**TASK OBJECTIVE:**
Hunt for the word "speaking" across the entries below, copying each line that holds it.

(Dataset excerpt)
==========

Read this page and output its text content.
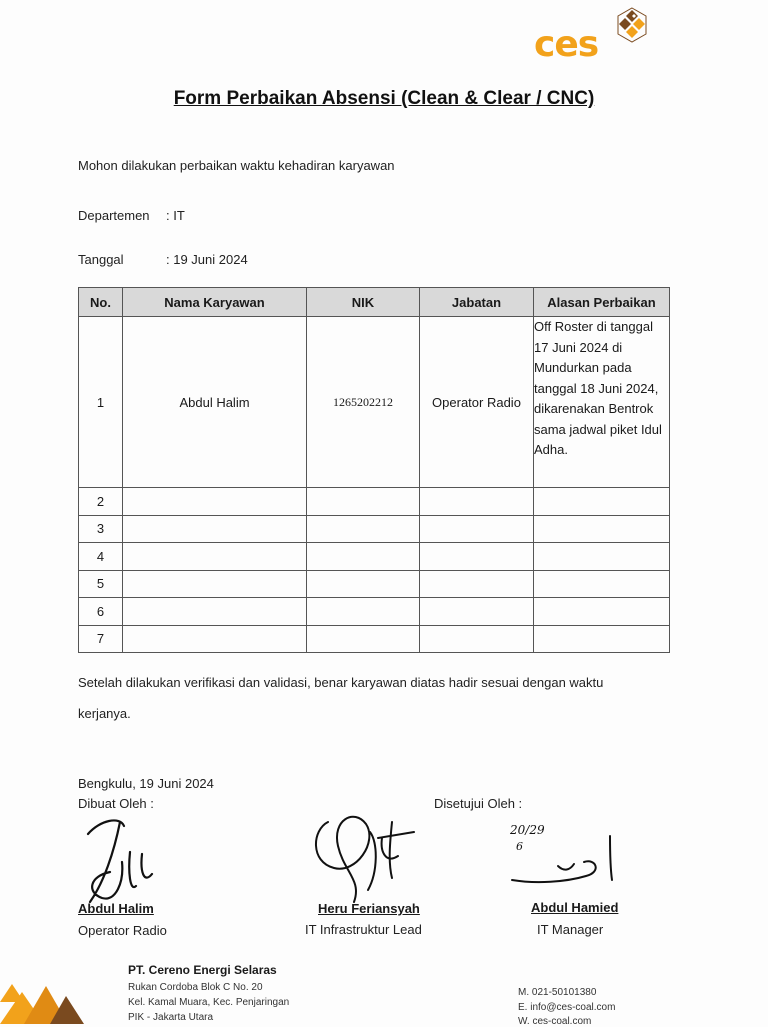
ces
Form Perbaikan Absensi (Clean & Clear / CNC)
Mohon dilakukan perbaikan waktu kehadiran karyawan
Departemen : IT
Tanggal	: 19 Juni 2024
No.	Nama Karyawan	NIK	Jabatan	Alasan Perbaikan
1	Abdul Halim	1265202212	Operator Radio	Off Roster di tanggal 17 Juni 2024 di Mundurkan pada tanggal 18 Juni 2024, dikarenakan Bentrok sama jadwal piket Idul Adha.
2				
3				
4				
5				
6				
7				
Setelah dilakukan verifikasi dan validasi, benar karyawan diatas hadir sesuai dengan waktu
kerjanya.
Bengkulu, 19 Juni 2024
Dibuat Oleh :	Disetujui Oleh :
20/29
6
Abdul Halim
Operator Radio
Heru Feriansyah
IT Infrastruktur Lead
Abdul Hamied
IT Manager
PT. Cereno Energi Selaras
Rukan Cordoba Blok C No. 20
Kel. Kamal Muara, Kec. Penjaringan
PIK - Jakarta Utara
M. 021-50101380
E. info@ces-coal.com
W. ces-coal.com
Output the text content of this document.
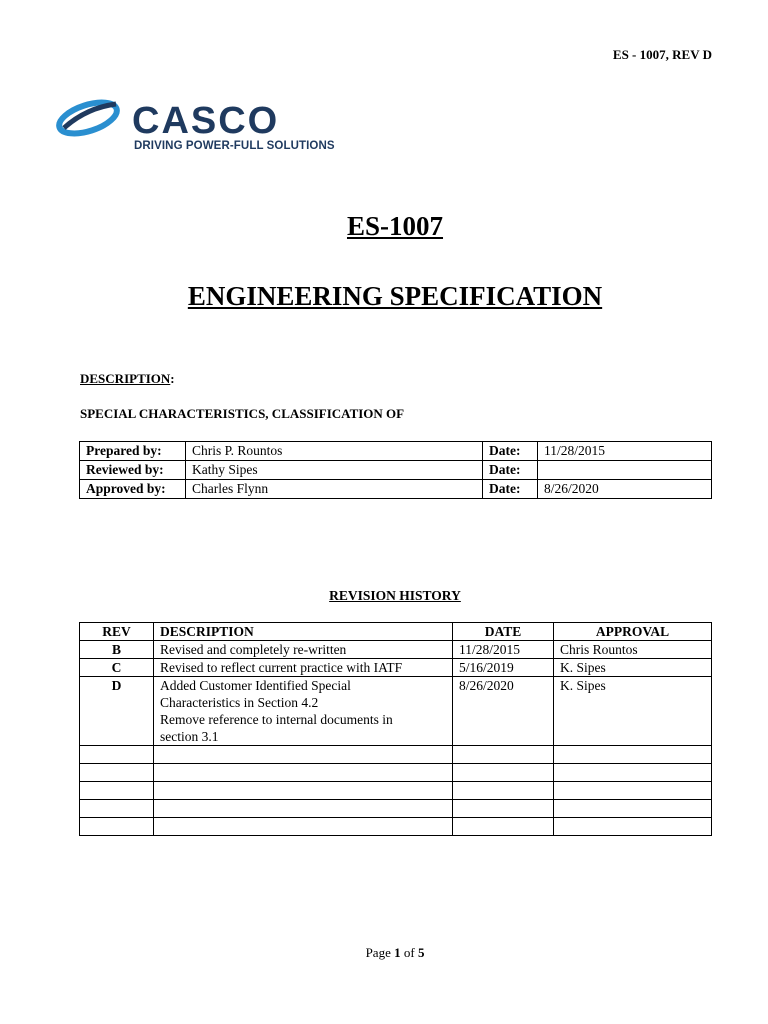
ES - 1007, REV D
CASCO
DRIVING POWER-FULL SOLUTIONS
ES-1007
ENGINEERING SPECIFICATION
DESCRIPTION:
SPECIAL CHARACTERISTICS, CLASSIFICATION OF
Prepared by:	Chris P. Rountos	Date:	11/28/2015
Reviewed by:	Kathy Sipes	Date:	
Approved by:	Charles Flynn	Date:	8/26/2020
REVISION HISTORY
REV	DESCRIPTION	DATE	APPROVAL
B	Revised and completely re-written	11/28/2015	Chris Rountos
C	Revised to reflect current practice with IATF	5/16/2019	K. Sipes
D	Added Customer Identified Special
Characteristics in Section 4.2
Remove reference to internal documents in
section 3.1	8/26/2020	K. Sipes

Page 1 of 5
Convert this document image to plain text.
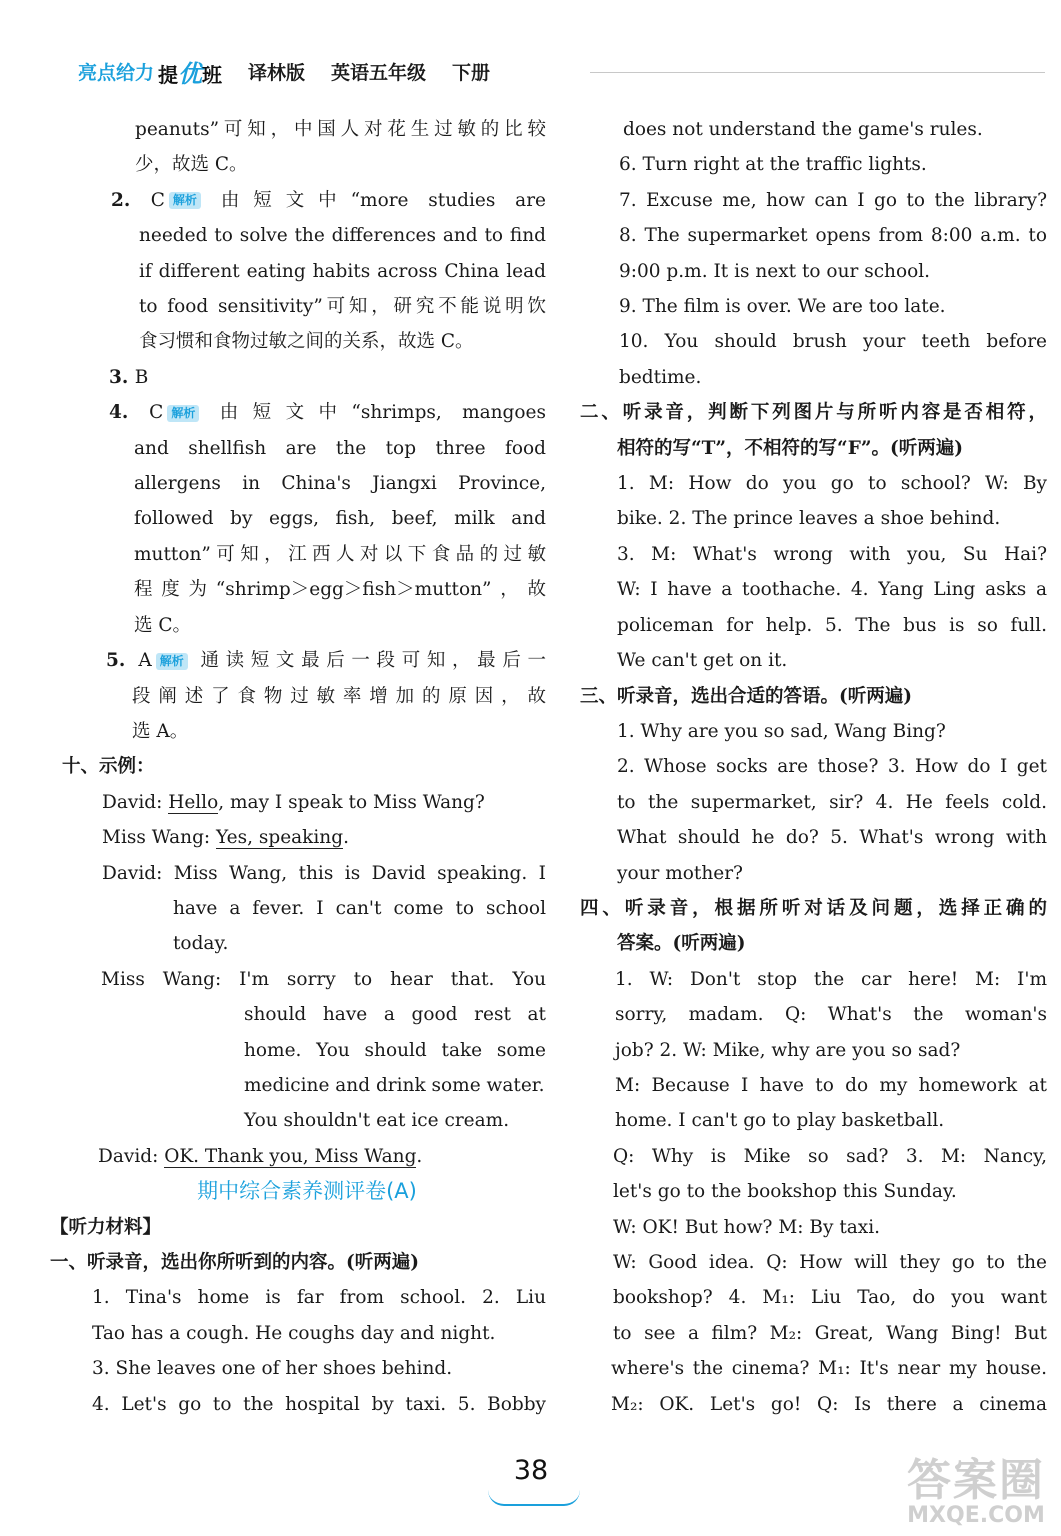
亮点给力 提优班 译林版 英语五年级 下册
peanuts”可知，中国人对花生过敏的比较
少，故选 C。
2. C 解析 由短文中“more studies are
needed to solve the differences and to find
if different eating habits across China lead
to food sensitivity”可知，研究不能说明饮
食习惯和食物过敏之间的关系，故选 C。
3. B
4. C 解析 由短文中“shrimps, mangoes
and shellfish are the top three food
allergens in China's Jiangxi Province,
followed by eggs, fish, beef, milk and
mutton”可知，江西人对以下食品的过敏
程度为“shrimp＞egg＞fish＞mutton”，故
选 C。
5. A 解析 通读短文最后一段可知，最后一
段阐述了食物过敏率增加的原因，故
选 A。
十、示例：
David: Hello, may I speak to Miss Wang?
Miss Wang: Yes, speaking.
David: Miss Wang, this is David speaking. I
have a fever. I can't come to school
today.
Miss Wang: I'm sorry to hear that. You
should have a good rest at
home. You should take some
medicine and drink some water.
You shouldn't eat ice cream.
David: OK. Thank you, Miss Wang.
期中综合素养测评卷(A)
【听力材料】
一、听录音，选出你所听到的内容。(听两遍)
1. Tina's home is far from school. 2. Liu
Tao has a cough. He coughs day and night.
3. She leaves one of her shoes behind.
4. Let's go to the hospital by taxi. 5. Bobby
does not understand the game's rules.
6. Turn right at the traffic lights.
7. Excuse me, how can I go to the library?
8. The supermarket opens from 8:00 a.m. to
9:00 p.m. It is next to our school.
9. The film is over. We are too late.
10. You should brush your teeth before
bedtime.
二、听录音，判断下列图片与所听内容是否相符，
相符的写“T”，不相符的写“F”。(听两遍)
1. M: How do you go to school? W: By
bike. 2. The prince leaves a shoe behind.
3. M: What's wrong with you, Su Hai?
W: I have a toothache. 4. Yang Ling asks a
policeman for help. 5. The bus is so full.
We can't get on it.
三、听录音，选出合适的答语。(听两遍)
1. Why are you so sad, Wang Bing?
2. Whose socks are those? 3. How do I get
to the supermarket, sir? 4. He feels cold.
What should he do? 5. What's wrong with
your mother?
四、听录音，根据所听对话及问题，选择正确的
答案。(听两遍)
1. W: Don't stop the car here! M: I'm
sorry, madam. Q: What's the woman's
job? 2. W: Mike, why are you so sad?
M: Because I have to do my homework at
home. I can't go to play basketball.
Q: Why is Mike so sad? 3. M: Nancy,
let's go to the bookshop this Sunday.
W: OK! But how? M: By taxi.
W: Good idea. Q: How will they go to the
bookshop? 4. M₁: Liu Tao, do you want
to see a film? M₂: Great, Wang Bing! But
where's the cinema? M₁: It's near my house.
M₂: OK. Let's go! Q: Is there a cinema
38	答案圈
MXQE.COM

==========

**EXPECTED ANSWER:**
Miss Wang: Yes, speaking.
David: Miss Wang, this is David speaking. I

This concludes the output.